>> Begin

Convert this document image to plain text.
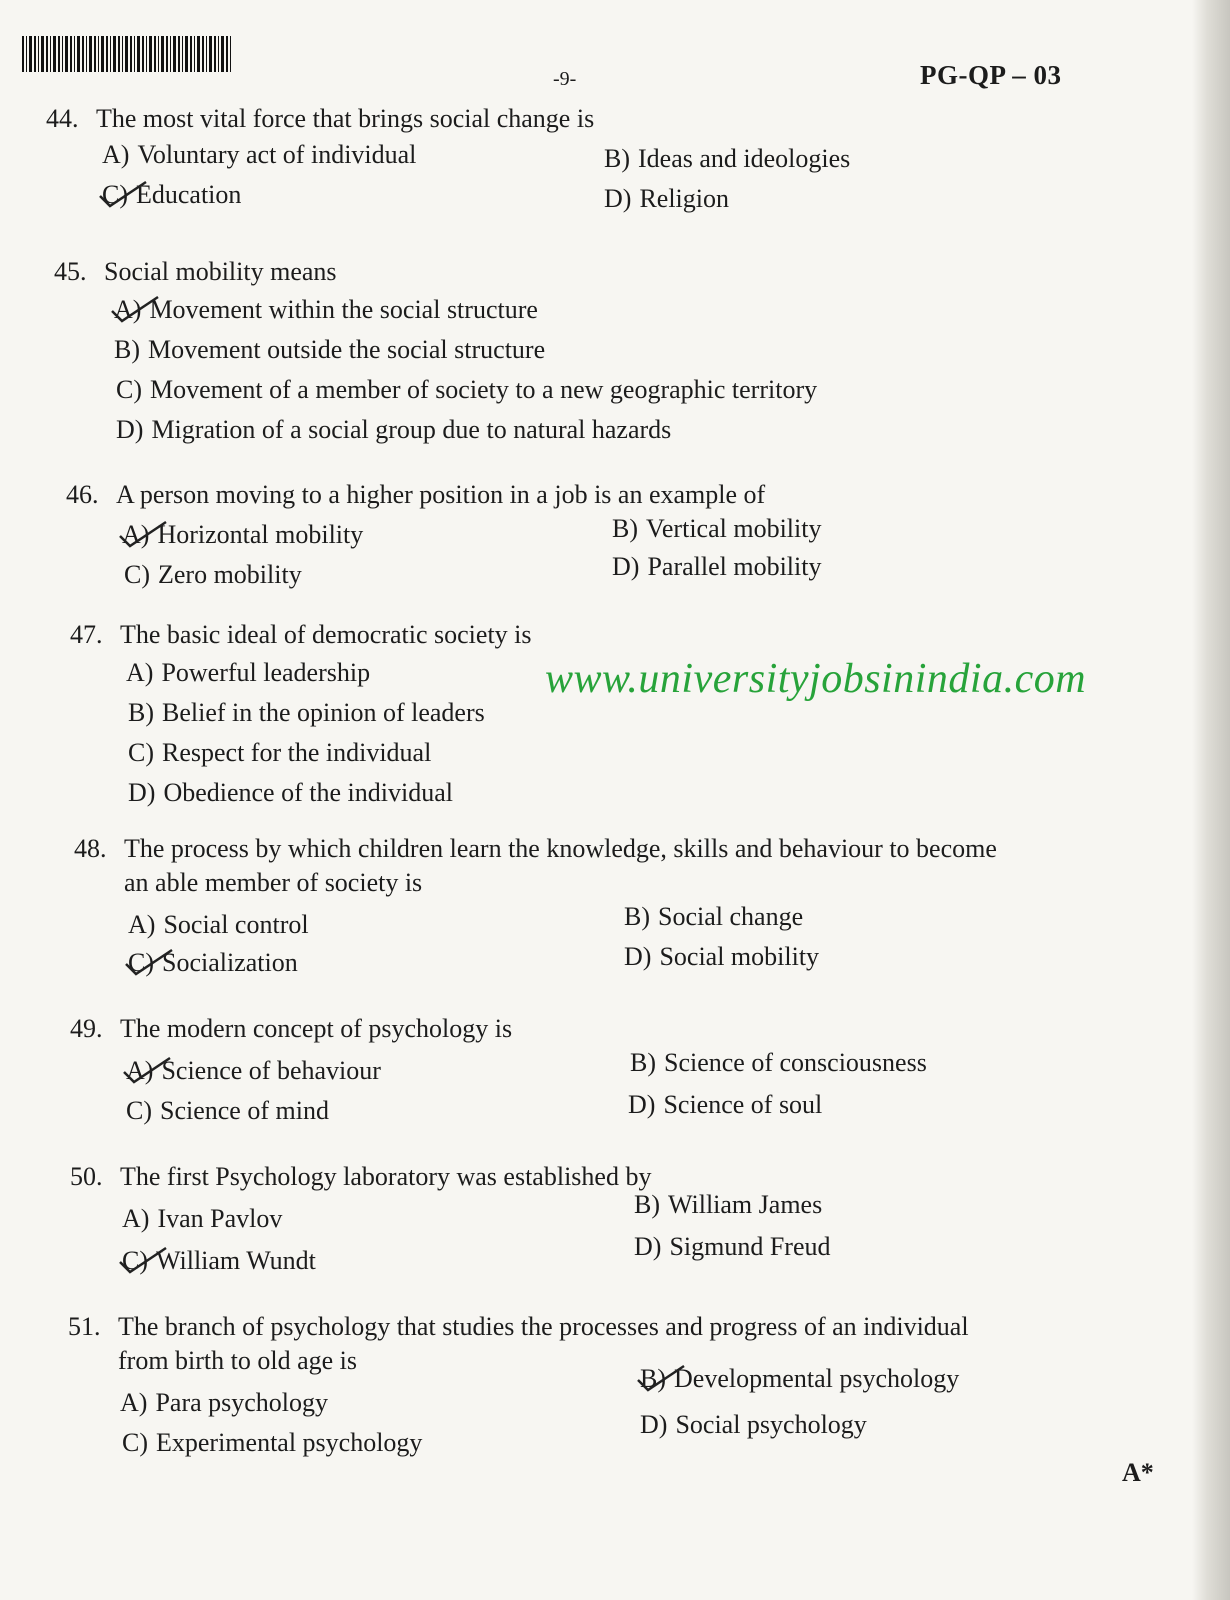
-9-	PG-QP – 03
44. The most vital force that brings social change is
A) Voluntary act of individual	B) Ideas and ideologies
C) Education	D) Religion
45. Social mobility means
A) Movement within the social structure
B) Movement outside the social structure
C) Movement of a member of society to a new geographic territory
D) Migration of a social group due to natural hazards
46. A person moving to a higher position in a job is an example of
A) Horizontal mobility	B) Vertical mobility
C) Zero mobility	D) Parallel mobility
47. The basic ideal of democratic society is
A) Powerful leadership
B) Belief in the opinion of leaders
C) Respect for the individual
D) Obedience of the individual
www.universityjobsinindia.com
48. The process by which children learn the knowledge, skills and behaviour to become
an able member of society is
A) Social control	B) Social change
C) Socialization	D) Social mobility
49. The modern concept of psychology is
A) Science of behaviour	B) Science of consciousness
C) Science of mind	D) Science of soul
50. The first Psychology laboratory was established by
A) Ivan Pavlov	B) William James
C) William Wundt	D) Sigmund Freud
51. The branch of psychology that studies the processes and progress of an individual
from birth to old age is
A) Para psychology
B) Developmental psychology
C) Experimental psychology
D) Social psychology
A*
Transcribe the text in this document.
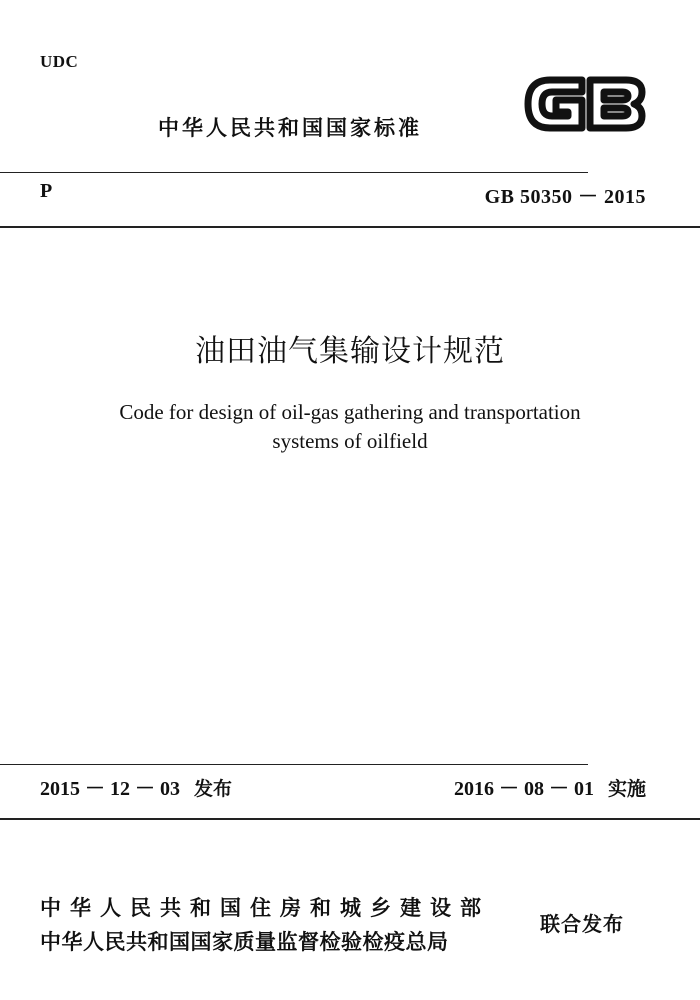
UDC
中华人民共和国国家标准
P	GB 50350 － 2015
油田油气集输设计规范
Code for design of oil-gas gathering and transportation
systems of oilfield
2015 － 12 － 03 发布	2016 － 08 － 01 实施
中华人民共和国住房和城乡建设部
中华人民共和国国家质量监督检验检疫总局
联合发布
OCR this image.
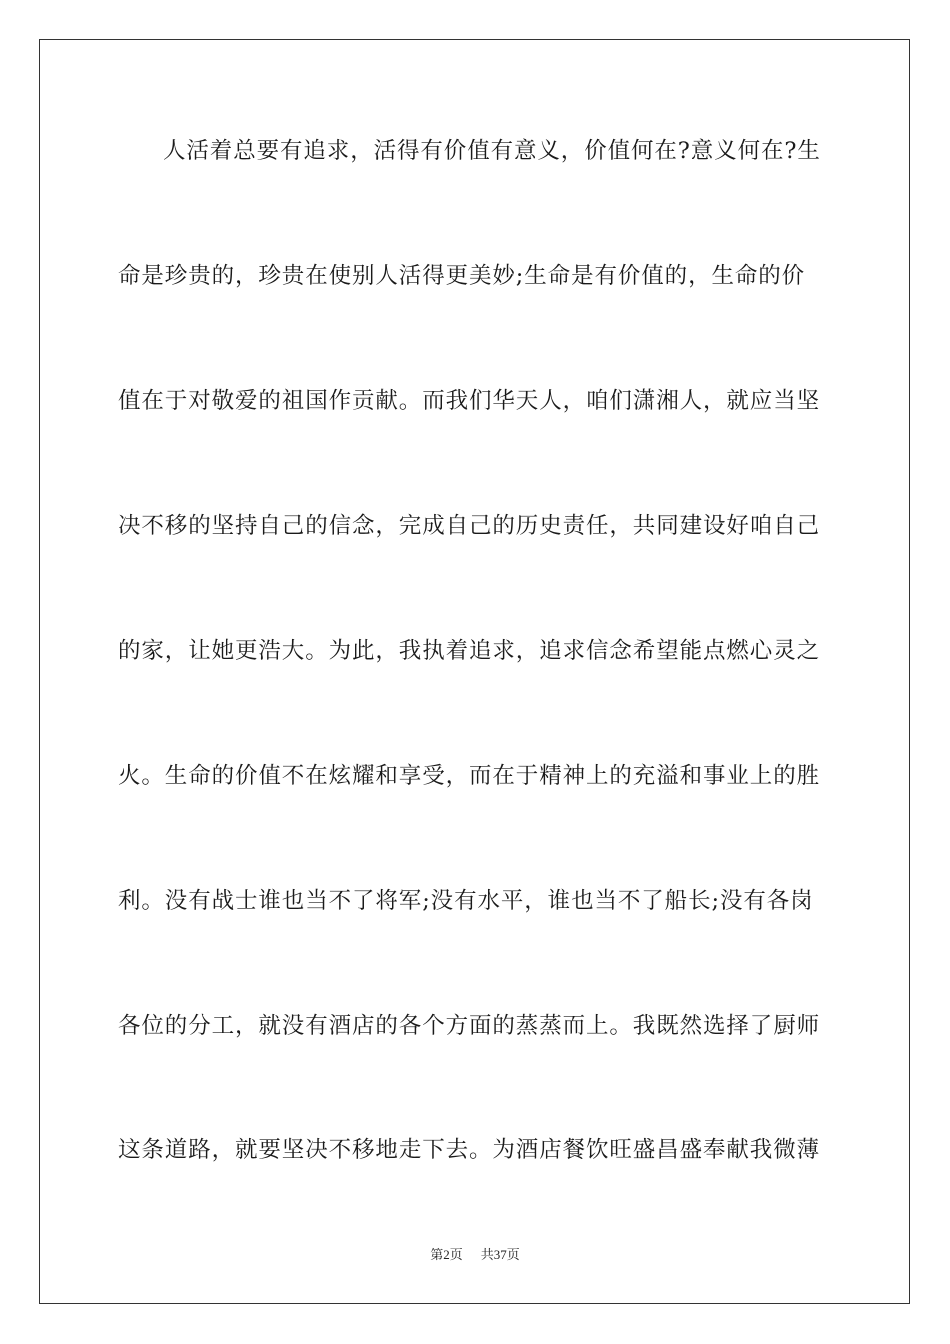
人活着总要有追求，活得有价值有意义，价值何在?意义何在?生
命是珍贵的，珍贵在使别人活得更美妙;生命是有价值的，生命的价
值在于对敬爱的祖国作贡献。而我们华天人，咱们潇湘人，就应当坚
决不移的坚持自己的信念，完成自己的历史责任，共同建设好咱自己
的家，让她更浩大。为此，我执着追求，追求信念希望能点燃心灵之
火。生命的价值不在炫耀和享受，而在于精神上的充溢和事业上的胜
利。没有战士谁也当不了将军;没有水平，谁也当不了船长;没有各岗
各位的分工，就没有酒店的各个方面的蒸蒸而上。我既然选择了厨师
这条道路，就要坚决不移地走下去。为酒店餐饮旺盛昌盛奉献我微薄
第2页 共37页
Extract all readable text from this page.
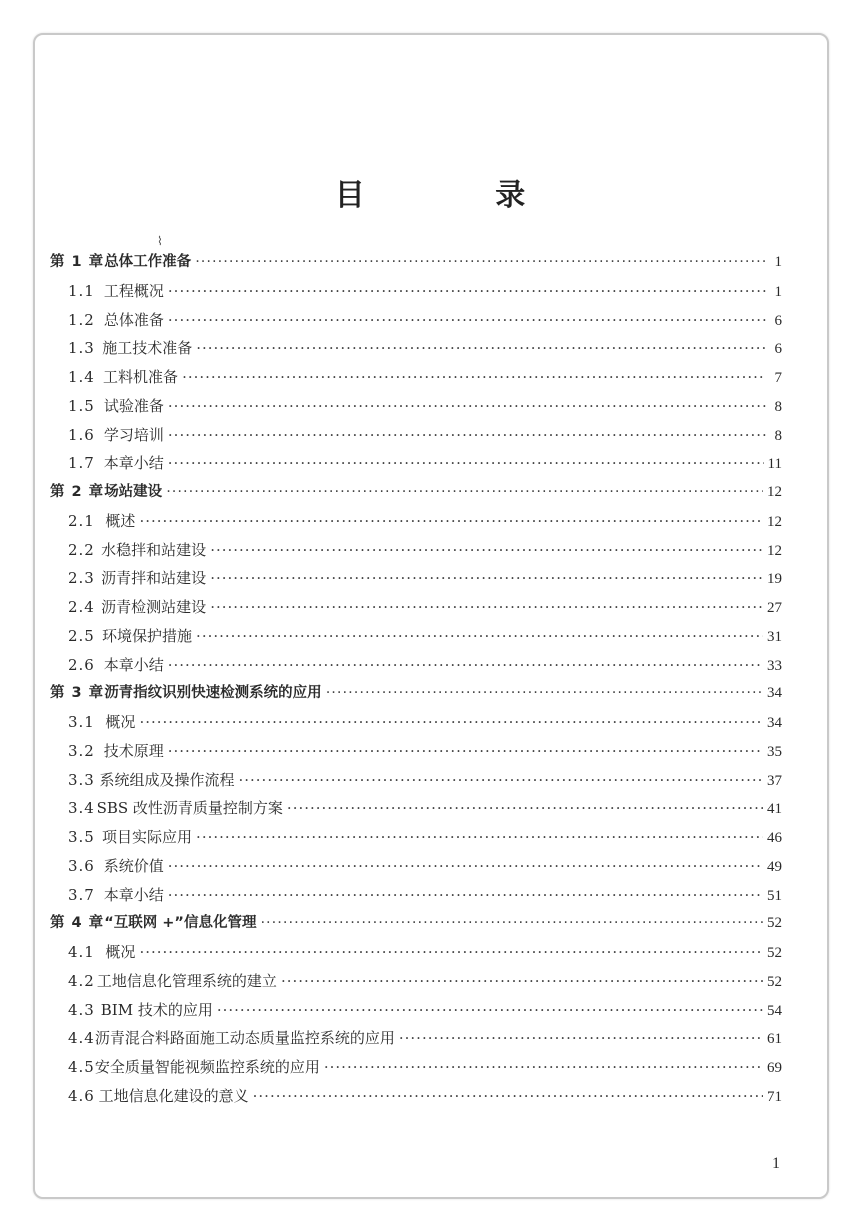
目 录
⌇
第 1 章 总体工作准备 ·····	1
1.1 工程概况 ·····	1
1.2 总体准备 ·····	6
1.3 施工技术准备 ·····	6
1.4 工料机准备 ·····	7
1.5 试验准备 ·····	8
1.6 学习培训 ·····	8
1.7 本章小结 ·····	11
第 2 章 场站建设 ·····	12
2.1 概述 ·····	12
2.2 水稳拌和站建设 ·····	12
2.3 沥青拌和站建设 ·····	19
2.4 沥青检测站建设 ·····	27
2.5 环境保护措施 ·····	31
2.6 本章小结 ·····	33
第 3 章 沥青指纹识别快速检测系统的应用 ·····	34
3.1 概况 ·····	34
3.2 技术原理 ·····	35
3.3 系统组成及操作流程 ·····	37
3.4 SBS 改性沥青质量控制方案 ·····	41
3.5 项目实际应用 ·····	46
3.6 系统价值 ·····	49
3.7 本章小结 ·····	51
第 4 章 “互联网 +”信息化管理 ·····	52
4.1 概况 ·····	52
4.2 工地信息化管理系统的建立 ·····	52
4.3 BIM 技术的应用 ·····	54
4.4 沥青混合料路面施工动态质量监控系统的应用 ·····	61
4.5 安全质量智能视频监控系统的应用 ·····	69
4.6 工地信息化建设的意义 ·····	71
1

>> End

**Given problem**
Find the word "mobility" in the records and pull out each line that has it.

**The solution**
45. Social mobility means
A) Horizontal mobility	B) Vertical mobility
C) Zero mobility	D) Parallel mobility
C) Socialization	D) Social mobility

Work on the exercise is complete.